- [DIRECTION] Look through the records below and collect all lines that hold the string "this".

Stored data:
+===+
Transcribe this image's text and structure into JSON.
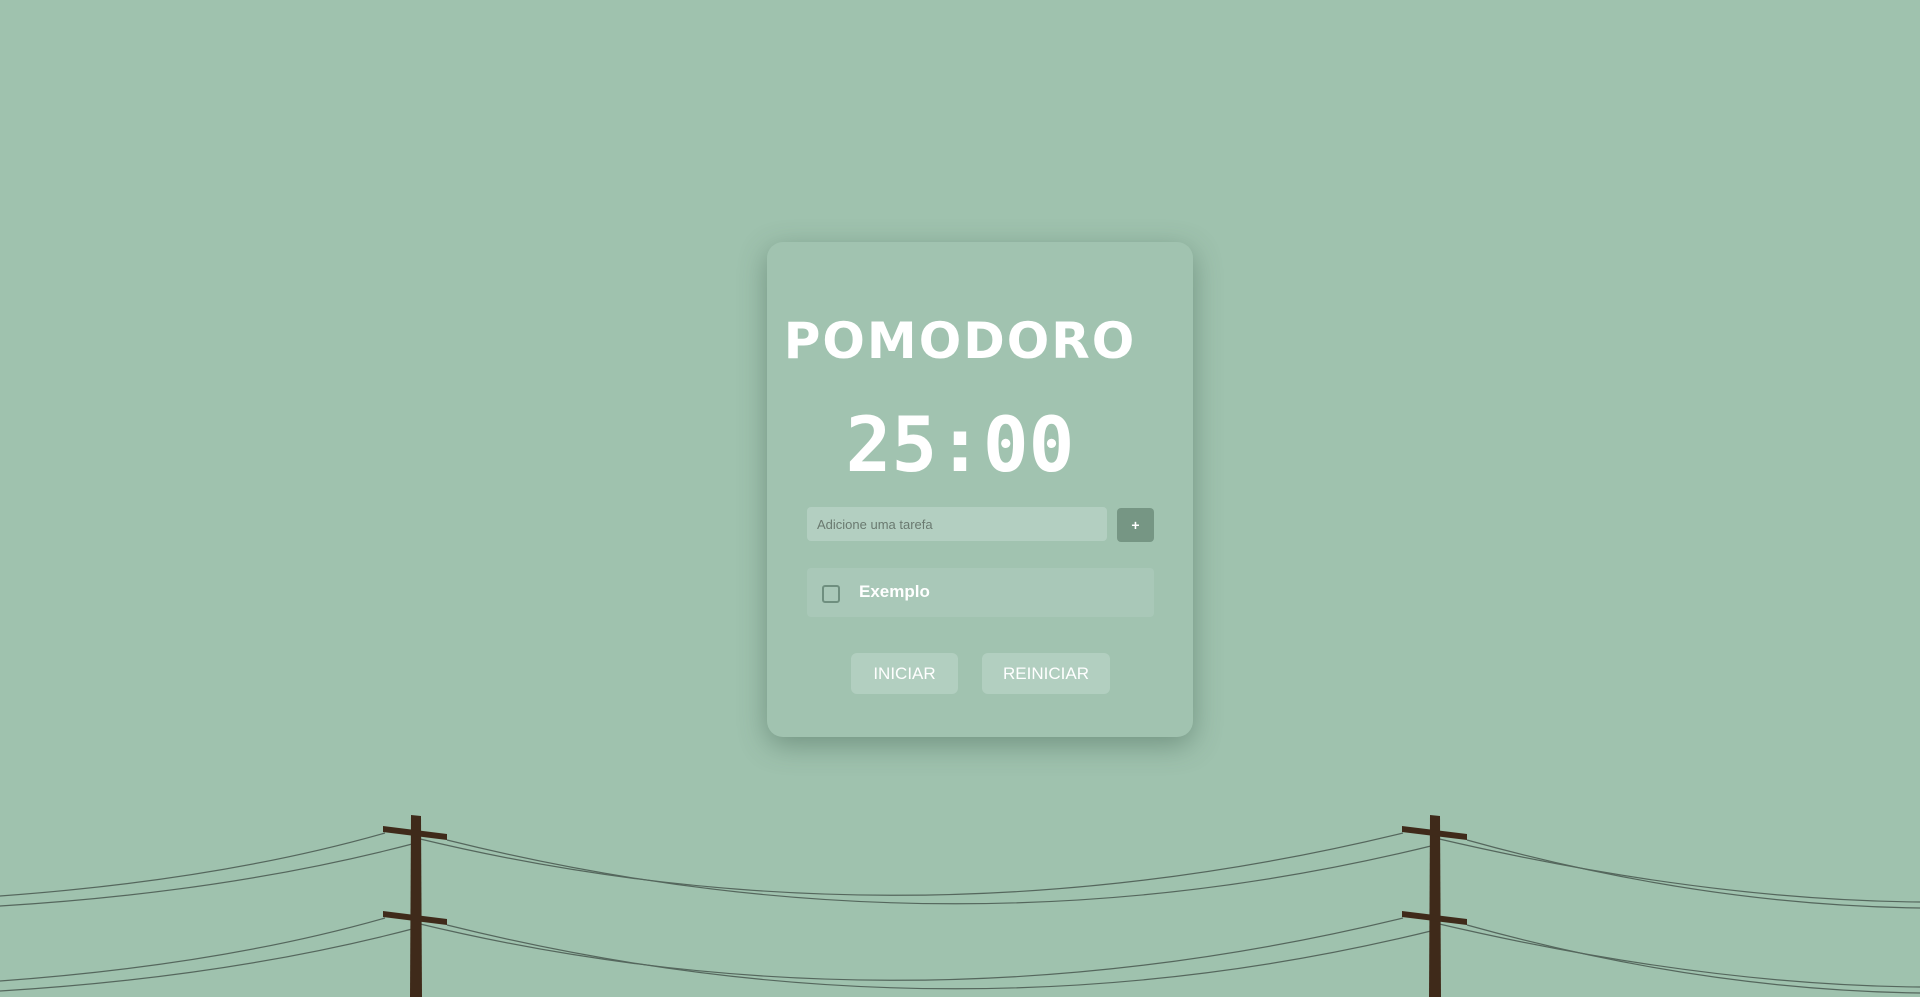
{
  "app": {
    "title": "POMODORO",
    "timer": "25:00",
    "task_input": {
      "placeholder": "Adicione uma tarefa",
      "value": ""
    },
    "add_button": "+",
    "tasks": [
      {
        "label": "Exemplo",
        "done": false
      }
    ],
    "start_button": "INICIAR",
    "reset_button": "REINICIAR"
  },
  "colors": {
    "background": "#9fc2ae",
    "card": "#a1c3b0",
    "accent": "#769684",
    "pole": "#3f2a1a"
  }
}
+===+
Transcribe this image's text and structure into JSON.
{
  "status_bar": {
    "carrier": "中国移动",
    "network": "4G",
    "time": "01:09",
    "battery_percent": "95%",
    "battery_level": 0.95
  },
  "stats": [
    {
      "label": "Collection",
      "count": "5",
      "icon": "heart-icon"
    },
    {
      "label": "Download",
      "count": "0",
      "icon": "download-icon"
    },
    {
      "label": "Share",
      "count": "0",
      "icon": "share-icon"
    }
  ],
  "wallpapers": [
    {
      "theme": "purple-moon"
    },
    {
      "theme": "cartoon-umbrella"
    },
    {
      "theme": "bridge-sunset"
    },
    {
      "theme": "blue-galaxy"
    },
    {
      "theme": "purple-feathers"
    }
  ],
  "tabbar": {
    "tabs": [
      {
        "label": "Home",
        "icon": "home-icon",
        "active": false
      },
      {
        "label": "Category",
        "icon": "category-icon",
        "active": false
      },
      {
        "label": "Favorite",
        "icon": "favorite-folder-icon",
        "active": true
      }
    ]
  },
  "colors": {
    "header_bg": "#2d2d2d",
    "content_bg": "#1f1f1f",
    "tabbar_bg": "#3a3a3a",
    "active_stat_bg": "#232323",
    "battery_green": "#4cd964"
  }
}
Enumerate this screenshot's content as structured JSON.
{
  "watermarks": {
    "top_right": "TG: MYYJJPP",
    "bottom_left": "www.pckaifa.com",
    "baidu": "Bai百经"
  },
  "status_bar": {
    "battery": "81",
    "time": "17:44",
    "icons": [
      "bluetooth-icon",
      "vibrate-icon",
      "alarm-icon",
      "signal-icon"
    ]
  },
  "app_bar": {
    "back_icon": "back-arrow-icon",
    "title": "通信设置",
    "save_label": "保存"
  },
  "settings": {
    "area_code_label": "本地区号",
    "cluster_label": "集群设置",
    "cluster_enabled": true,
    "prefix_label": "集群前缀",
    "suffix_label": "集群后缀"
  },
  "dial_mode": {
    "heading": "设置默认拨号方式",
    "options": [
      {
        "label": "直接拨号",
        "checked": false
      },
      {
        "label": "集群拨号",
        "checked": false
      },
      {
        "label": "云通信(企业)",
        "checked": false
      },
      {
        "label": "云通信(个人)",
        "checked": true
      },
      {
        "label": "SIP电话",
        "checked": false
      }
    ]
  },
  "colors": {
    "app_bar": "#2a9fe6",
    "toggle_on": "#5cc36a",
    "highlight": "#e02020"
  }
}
+===+
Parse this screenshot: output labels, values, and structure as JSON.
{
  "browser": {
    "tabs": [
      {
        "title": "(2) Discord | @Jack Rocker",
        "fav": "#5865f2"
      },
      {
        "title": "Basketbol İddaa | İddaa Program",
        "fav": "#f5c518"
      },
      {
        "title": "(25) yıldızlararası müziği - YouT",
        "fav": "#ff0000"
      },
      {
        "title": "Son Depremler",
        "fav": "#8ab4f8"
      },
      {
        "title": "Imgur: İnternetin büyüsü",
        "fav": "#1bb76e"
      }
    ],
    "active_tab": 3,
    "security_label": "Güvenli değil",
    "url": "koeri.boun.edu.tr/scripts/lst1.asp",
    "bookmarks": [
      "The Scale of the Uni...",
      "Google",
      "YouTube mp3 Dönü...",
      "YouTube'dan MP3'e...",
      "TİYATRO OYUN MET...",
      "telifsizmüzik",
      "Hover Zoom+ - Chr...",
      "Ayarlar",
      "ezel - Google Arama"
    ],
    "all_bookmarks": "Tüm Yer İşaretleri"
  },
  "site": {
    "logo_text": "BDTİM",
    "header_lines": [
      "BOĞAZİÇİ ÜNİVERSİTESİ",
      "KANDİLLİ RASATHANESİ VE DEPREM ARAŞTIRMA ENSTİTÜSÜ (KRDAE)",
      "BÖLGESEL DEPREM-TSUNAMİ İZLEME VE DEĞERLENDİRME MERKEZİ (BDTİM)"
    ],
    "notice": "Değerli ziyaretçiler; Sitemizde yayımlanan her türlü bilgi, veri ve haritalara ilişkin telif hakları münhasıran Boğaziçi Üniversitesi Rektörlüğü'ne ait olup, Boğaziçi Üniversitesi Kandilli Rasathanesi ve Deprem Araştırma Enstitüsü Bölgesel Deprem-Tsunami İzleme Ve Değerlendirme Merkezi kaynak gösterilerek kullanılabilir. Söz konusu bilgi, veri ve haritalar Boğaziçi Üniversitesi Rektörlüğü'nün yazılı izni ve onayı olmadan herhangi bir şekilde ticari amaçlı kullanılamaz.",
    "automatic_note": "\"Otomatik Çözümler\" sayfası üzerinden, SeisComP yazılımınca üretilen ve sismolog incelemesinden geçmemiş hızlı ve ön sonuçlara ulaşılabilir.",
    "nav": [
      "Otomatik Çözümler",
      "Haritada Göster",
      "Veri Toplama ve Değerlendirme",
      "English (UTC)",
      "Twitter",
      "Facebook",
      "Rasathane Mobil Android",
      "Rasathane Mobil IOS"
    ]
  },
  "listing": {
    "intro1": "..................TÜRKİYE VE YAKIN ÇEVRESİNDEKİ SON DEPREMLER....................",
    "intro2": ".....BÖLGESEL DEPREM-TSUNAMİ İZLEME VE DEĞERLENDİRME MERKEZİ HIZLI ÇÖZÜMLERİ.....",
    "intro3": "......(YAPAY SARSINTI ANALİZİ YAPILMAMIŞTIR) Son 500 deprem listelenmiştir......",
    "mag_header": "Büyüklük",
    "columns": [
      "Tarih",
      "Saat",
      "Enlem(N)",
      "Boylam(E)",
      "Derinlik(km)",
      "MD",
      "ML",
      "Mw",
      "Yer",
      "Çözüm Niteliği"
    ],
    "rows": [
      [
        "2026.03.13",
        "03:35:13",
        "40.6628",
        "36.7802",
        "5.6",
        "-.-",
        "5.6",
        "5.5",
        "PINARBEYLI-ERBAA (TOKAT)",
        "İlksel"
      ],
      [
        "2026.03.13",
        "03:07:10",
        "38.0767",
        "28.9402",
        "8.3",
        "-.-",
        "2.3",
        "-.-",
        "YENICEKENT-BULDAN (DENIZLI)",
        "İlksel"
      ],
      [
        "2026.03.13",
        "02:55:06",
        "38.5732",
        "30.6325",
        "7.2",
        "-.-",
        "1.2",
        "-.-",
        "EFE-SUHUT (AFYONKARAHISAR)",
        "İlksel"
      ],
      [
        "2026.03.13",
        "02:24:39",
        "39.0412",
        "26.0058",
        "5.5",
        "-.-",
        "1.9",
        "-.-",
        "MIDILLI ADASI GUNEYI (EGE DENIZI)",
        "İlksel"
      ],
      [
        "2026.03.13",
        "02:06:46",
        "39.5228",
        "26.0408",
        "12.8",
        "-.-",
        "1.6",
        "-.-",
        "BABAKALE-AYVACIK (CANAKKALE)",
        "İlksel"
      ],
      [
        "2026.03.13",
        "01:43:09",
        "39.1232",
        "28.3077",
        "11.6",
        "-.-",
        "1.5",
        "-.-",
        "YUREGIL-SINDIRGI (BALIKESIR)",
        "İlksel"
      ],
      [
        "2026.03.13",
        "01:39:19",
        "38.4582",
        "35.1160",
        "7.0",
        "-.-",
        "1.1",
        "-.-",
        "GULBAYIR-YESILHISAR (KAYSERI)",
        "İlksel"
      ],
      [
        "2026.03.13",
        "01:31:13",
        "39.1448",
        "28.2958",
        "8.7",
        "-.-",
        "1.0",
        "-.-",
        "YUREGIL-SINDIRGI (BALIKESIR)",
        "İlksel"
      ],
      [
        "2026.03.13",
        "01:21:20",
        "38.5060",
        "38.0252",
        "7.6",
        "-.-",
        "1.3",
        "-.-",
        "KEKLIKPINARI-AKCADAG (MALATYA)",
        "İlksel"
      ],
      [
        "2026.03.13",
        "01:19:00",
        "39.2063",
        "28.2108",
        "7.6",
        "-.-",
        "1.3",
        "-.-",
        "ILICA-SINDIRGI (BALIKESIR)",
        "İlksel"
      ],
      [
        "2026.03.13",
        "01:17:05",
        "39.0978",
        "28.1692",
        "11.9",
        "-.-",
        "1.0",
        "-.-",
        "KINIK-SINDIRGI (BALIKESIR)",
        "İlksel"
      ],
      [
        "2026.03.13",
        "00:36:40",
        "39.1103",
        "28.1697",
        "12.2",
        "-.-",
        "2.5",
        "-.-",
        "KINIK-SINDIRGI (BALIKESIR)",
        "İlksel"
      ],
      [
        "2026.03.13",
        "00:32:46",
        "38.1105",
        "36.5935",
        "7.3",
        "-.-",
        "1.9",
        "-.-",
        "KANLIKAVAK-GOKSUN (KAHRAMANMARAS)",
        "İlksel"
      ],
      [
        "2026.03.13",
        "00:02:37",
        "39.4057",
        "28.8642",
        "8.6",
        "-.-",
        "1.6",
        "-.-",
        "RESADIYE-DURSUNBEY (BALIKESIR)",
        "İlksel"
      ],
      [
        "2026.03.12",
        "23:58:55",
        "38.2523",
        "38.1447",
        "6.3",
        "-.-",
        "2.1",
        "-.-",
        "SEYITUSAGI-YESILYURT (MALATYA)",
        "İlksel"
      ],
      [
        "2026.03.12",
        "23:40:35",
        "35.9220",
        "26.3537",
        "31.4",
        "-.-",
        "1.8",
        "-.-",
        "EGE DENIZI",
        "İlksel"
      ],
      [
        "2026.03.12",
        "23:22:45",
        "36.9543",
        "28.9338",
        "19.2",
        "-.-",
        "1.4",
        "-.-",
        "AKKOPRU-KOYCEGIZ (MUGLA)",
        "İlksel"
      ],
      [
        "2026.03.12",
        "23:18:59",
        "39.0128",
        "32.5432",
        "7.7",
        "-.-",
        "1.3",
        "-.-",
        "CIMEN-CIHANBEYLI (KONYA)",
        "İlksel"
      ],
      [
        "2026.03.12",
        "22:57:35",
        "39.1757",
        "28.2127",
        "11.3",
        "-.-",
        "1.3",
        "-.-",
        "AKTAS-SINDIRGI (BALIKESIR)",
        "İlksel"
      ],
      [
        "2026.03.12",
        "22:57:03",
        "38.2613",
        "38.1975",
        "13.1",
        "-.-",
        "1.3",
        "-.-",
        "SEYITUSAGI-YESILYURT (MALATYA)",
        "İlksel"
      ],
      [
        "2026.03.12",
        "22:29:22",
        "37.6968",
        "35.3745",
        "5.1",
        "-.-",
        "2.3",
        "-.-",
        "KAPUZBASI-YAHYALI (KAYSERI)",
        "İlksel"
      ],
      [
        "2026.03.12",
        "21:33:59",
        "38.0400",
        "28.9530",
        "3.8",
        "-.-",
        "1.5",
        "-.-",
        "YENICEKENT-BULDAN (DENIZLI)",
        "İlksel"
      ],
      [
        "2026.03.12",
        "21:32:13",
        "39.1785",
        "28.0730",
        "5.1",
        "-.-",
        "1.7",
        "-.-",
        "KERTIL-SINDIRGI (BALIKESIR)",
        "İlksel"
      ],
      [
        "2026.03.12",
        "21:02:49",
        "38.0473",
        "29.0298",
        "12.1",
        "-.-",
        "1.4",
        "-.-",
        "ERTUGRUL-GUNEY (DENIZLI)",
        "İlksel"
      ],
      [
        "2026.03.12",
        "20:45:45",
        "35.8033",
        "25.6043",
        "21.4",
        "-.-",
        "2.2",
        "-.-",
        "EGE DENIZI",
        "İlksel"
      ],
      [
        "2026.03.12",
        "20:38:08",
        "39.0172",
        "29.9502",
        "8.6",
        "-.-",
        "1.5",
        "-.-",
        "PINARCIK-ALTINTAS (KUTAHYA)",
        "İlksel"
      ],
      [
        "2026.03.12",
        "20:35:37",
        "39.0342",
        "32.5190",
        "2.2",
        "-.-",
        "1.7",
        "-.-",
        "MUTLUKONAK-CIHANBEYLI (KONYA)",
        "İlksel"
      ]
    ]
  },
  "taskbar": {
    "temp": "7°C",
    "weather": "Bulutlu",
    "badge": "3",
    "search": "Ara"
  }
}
+===+
- [WORKED SOLUTION]
Transcribe this image's text and structure into JSON.
Transcribe this image's text and structure into JSON.
Enumerate this screenshot's content as structured JSON.
Parse this screenshot: output labels, values, and structure as JSON.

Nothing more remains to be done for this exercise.